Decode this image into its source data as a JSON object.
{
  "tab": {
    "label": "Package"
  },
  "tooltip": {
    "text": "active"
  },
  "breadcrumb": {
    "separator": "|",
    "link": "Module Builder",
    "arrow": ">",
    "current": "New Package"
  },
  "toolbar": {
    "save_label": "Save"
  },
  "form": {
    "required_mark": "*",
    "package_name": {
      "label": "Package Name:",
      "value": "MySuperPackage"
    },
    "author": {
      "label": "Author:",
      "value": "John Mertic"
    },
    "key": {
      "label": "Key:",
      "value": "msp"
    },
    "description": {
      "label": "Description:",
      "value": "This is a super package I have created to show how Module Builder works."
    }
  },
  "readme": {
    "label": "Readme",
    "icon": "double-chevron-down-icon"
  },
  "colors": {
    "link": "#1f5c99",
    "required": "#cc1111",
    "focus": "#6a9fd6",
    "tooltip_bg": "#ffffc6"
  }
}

──────

Set problem =
Find and copy each line above that includes the string "Module".

Written answer =
    "link": "Module Builder",
      "value": "This is a super package I have created to show how Module Builder works."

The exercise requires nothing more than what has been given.